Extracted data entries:
☆ ☆ ☆ ☆

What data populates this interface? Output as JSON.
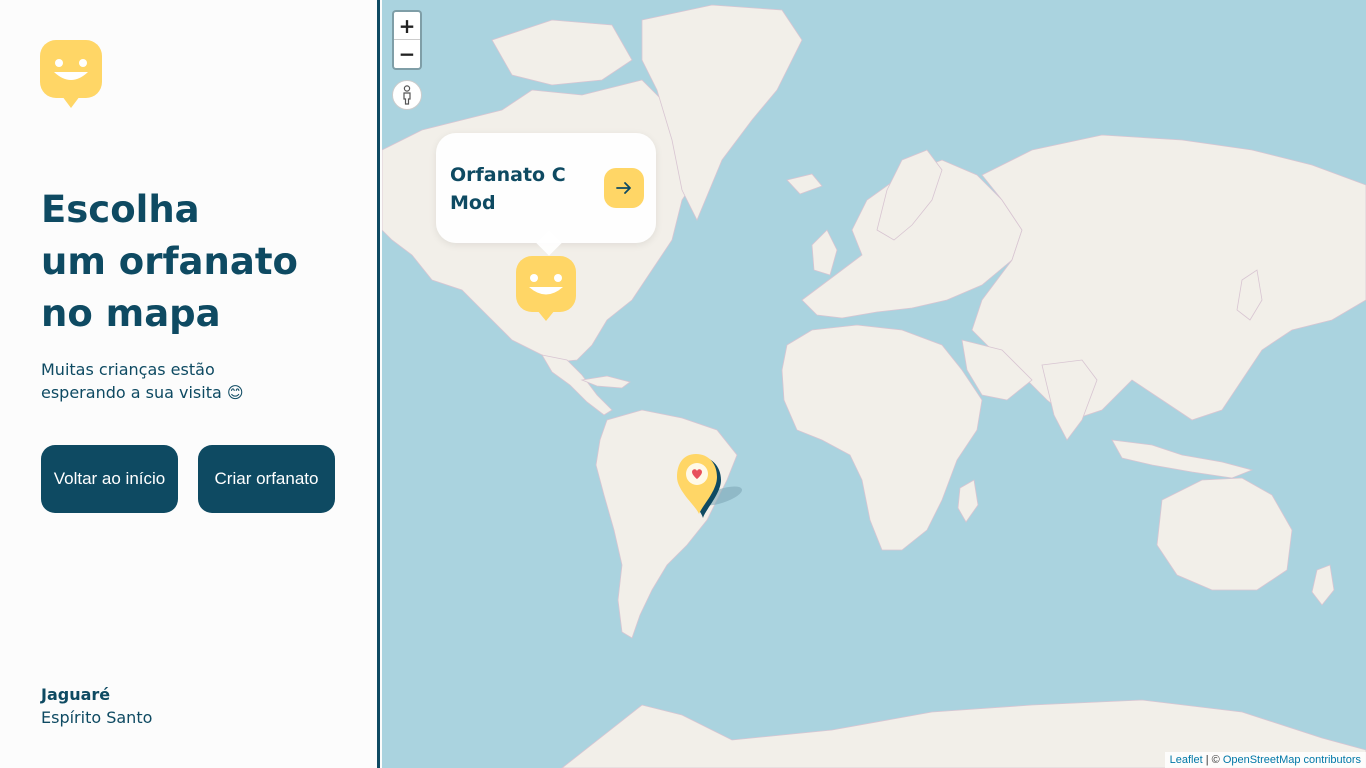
{
  "sidebar": {
    "headline": [
      "Escolha",
      "um orfanato",
      "no mapa"
    ],
    "subtitle": [
      "Muitas crianças estão",
      "esperando a sua visita 😊"
    ],
    "buttons": {
      "home": "Voltar ao início",
      "create": "Criar orfanato"
    },
    "location": {
      "city": "Jaguaré",
      "state": "Espírito Santo"
    }
  },
  "map": {
    "zoom_in": "+",
    "zoom_out": "−",
    "popup": {
      "name_lines": [
        "Orfanato C",
        "Mod"
      ],
      "arrow": "→"
    },
    "attribution": {
      "leaflet": "Leaflet",
      "separator": " | © ",
      "osm": "OpenStreetMap contributors"
    }
  },
  "colors": {
    "primary": "#0e4a62",
    "accent": "#ffd666",
    "ocean": "#aad3df",
    "land": "#f2efe9"
  },
  "icons": [
    "smile-logo-icon",
    "zoom-in-icon",
    "zoom-out-icon",
    "pegman-icon",
    "arrow-right-icon",
    "orphanage-marker-icon",
    "location-pin-icon"
  ]
}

☆ ☆ ☆ ☆

SET EXERCISE: Reproduce the records above exactly, leaving out every picture they contain.

ANSWER FOR THIS EXERCISE:
What data populates this interface? Output as JSON.
{
  "sidebar": {
    "headline": [
      "Escolha",
      "um orfanato",
      "no mapa"
    ],
    "subtitle": [
      "Muitas crianças estão",
      "esperando a sua visita 😊"
    ],
    "buttons": {
      "home": "Voltar ao início",
      "create": "Criar orfanato"
    },
    "location": {
      "city": "Jaguaré",
      "state": "Espírito Santo"
    }
  },
  "map": {
    "zoom_in": "+",
    "zoom_out": "−",
    "popup": {
      "name_lines": [
        "Orfanato C",
        "Mod"
      ],
      "arrow": "→"
    },
    "attribution": {
      "leaflet": "Leaflet",
      "separator": " | © ",
      "osm": "OpenStreetMap contributors"
    }
  },
  "colors": {
    "primary": "#0e4a62",
    "accent": "#ffd666",
    "ocean": "#aad3df",
    "land": "#f2efe9"
  },
  "icons": [
    "smile-logo-icon",
    "zoom-in-icon",
    "zoom-out-icon",
    "pegman-icon",
    "arrow-right-icon",
    "orphanage-marker-icon",
    "location-pin-icon"
  ]
}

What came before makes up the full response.